[Records from a dataset]

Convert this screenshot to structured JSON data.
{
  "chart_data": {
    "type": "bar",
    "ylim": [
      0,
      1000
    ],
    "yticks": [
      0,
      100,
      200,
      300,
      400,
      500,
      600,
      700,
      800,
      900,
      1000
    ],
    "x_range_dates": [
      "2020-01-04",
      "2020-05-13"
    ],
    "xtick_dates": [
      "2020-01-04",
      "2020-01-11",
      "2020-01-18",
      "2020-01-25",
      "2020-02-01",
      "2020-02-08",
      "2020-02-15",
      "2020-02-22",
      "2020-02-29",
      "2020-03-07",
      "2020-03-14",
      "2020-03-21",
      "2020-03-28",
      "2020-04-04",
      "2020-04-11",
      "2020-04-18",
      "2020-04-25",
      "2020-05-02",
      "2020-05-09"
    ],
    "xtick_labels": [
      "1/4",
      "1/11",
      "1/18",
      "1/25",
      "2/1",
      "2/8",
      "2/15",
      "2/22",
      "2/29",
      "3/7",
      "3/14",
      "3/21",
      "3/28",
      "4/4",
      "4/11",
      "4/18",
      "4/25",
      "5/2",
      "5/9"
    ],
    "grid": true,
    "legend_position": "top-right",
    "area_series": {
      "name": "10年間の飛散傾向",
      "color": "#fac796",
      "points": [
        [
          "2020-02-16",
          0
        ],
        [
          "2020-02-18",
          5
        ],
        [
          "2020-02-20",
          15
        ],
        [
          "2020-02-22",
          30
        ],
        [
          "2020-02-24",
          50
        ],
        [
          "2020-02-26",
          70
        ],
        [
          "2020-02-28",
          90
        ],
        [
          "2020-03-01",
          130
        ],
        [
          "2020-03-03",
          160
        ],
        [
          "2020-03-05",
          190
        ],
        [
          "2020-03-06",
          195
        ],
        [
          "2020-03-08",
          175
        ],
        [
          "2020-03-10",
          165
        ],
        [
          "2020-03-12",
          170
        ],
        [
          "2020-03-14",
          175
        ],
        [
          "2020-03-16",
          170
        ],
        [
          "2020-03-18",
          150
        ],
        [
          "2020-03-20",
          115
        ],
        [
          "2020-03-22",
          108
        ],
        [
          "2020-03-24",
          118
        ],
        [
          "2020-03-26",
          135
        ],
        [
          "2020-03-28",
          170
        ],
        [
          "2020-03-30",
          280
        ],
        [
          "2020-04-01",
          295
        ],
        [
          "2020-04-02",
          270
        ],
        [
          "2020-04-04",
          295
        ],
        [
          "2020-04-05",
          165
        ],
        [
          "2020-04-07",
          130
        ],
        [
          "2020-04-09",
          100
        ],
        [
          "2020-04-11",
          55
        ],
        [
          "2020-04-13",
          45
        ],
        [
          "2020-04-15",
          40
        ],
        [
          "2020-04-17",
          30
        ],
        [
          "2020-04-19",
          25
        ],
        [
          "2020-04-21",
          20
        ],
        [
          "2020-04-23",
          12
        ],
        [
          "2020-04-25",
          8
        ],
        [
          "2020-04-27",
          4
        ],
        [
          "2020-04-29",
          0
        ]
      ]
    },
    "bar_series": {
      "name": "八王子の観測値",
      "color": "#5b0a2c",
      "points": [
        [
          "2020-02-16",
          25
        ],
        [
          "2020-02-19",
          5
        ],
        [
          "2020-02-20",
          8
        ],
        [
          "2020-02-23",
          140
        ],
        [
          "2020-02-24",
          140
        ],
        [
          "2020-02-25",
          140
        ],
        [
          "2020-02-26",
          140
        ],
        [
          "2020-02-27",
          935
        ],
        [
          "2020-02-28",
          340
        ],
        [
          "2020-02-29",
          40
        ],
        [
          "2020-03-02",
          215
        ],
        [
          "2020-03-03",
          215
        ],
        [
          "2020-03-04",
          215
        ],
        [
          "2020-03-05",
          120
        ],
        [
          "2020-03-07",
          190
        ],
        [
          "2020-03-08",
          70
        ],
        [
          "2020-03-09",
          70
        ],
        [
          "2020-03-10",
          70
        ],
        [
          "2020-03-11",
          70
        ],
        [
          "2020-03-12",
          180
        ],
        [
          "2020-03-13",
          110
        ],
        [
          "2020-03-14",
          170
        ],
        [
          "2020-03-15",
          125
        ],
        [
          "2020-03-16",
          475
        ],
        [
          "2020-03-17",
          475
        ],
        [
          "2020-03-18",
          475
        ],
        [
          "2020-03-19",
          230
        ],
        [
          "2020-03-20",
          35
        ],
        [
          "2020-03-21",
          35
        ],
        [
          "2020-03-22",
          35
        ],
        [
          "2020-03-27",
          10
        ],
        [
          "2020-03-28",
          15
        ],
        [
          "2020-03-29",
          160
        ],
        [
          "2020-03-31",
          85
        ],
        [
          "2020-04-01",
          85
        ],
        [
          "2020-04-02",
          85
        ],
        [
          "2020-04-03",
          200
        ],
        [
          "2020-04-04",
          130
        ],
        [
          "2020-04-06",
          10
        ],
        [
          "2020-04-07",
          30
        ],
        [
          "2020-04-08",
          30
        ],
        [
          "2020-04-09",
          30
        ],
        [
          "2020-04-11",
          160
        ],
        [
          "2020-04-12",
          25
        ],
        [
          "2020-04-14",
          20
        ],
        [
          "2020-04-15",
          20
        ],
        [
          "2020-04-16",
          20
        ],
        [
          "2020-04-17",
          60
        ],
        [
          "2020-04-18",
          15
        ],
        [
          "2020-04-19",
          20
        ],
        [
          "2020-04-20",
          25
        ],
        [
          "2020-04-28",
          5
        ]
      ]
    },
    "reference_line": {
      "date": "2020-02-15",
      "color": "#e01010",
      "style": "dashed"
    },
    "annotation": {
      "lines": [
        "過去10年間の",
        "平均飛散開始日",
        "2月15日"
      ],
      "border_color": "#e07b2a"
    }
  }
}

— Exercise —
Each line of the listing should be copied exactly.

— Finished task —
Convert this screenshot to structured JSON data.
{
  "chart_data": {
    "type": "bar",
    "ylim": [
      0,
      1000
    ],
    "yticks": [
      0,
      100,
      200,
      300,
      400,
      500,
      600,
      700,
      800,
      900,
      1000
    ],
    "x_range_dates": [
      "2020-01-04",
      "2020-05-13"
    ],
    "xtick_dates": [
      "2020-01-04",
      "2020-01-11",
      "2020-01-18",
      "2020-01-25",
      "2020-02-01",
      "2020-02-08",
      "2020-02-15",
      "2020-02-22",
      "2020-02-29",
      "2020-03-07",
      "2020-03-14",
      "2020-03-21",
      "2020-03-28",
      "2020-04-04",
      "2020-04-11",
      "2020-04-18",
      "2020-04-25",
      "2020-05-02",
      "2020-05-09"
    ],
    "xtick_labels": [
      "1/4",
      "1/11",
      "1/18",
      "1/25",
      "2/1",
      "2/8",
      "2/15",
      "2/22",
      "2/29",
      "3/7",
      "3/14",
      "3/21",
      "3/28",
      "4/4",
      "4/11",
      "4/18",
      "4/25",
      "5/2",
      "5/9"
    ],
    "grid": true,
    "legend_position": "top-right",
    "area_series": {
      "name": "10年間の飛散傾向",
      "color": "#fac796",
      "points": [
        [
          "2020-02-16",
          0
        ],
        [
          "2020-02-18",
          5
        ],
        [
          "2020-02-20",
          15
        ],
        [
          "2020-02-22",
          30
        ],
        [
          "2020-02-24",
          50
        ],
        [
          "2020-02-26",
          70
        ],
        [
          "2020-02-28",
          90
        ],
        [
          "2020-03-01",
          130
        ],
        [
          "2020-03-03",
          160
        ],
        [
          "2020-03-05",
          190
        ],
        [
          "2020-03-06",
          195
        ],
        [
          "2020-03-08",
          175
        ],
        [
          "2020-03-10",
          165
        ],
        [
          "2020-03-12",
          170
        ],
        [
          "2020-03-14",
          175
        ],
        [
          "2020-03-16",
          170
        ],
        [
          "2020-03-18",
          150
        ],
        [
          "2020-03-20",
          115
        ],
        [
          "2020-03-22",
          108
        ],
        [
          "2020-03-24",
          118
        ],
        [
          "2020-03-26",
          135
        ],
        [
          "2020-03-28",
          170
        ],
        [
          "2020-03-30",
          280
        ],
        [
          "2020-04-01",
          295
        ],
        [
          "2020-04-02",
          270
        ],
        [
          "2020-04-04",
          295
        ],
        [
          "2020-04-05",
          165
        ],
        [
          "2020-04-07",
          130
        ],
        [
          "2020-04-09",
          100
        ],
        [
          "2020-04-11",
          55
        ],
        [
          "2020-04-13",
          45
        ],
        [
          "2020-04-15",
          40
        ],
        [
          "2020-04-17",
          30
        ],
        [
          "2020-04-19",
          25
        ],
        [
          "2020-04-21",
          20
        ],
        [
          "2020-04-23",
          12
        ],
        [
          "2020-04-25",
          8
        ],
        [
          "2020-04-27",
          4
        ],
        [
          "2020-04-29",
          0
        ]
      ]
    },
    "bar_series": {
      "name": "八王子の観測値",
      "color": "#5b0a2c",
      "points": [
        [
          "2020-02-16",
          25
        ],
        [
          "2020-02-19",
          5
        ],
        [
          "2020-02-20",
          8
        ],
        [
          "2020-02-23",
          140
        ],
        [
          "2020-02-24",
          140
        ],
        [
          "2020-02-25",
          140
        ],
        [
          "2020-02-26",
          140
        ],
        [
          "2020-02-27",
          935
        ],
        [
          "2020-02-28",
          340
        ],
        [
          "2020-02-29",
          40
        ],
        [
          "2020-03-02",
          215
        ],
        [
          "2020-03-03",
          215
        ],
        [
          "2020-03-04",
          215
        ],
        [
          "2020-03-05",
          120
        ],
        [
          "2020-03-07",
          190
        ],
        [
          "2020-03-08",
          70
        ],
        [
          "2020-03-09",
          70
        ],
        [
          "2020-03-10",
          70
        ],
        [
          "2020-03-11",
          70
        ],
        [
          "2020-03-12",
          180
        ],
        [
          "2020-03-13",
          110
        ],
        [
          "2020-03-14",
          170
        ],
        [
          "2020-03-15",
          125
        ],
        [
          "2020-03-16",
          475
        ],
        [
          "2020-03-17",
          475
        ],
        [
          "2020-03-18",
          475
        ],
        [
          "2020-03-19",
          230
        ],
        [
          "2020-03-20",
          35
        ],
        [
          "2020-03-21",
          35
        ],
        [
          "2020-03-22",
          35
        ],
        [
          "2020-03-27",
          10
        ],
        [
          "2020-03-28",
          15
        ],
        [
          "2020-03-29",
          160
        ],
        [
          "2020-03-31",
          85
        ],
        [
          "2020-04-01",
          85
        ],
        [
          "2020-04-02",
          85
        ],
        [
          "2020-04-03",
          200
        ],
        [
          "2020-04-04",
          130
        ],
        [
          "2020-04-06",
          10
        ],
        [
          "2020-04-07",
          30
        ],
        [
          "2020-04-08",
          30
        ],
        [
          "2020-04-09",
          30
        ],
        [
          "2020-04-11",
          160
        ],
        [
          "2020-04-12",
          25
        ],
        [
          "2020-04-14",
          20
        ],
        [
          "2020-04-15",
          20
        ],
        [
          "2020-04-16",
          20
        ],
        [
          "2020-04-17",
          60
        ],
        [
          "2020-04-18",
          15
        ],
        [
          "2020-04-19",
          20
        ],
        [
          "2020-04-20",
          25
        ],
        [
          "2020-04-28",
          5
        ]
      ]
    },
    "reference_line": {
      "date": "2020-02-15",
      "color": "#e01010",
      "style": "dashed"
    },
    "annotation": {
      "lines": [
        "過去10年間の",
        "平均飛散開始日",
        "2月15日"
      ],
      "border_color": "#e07b2a"
    }
  }
}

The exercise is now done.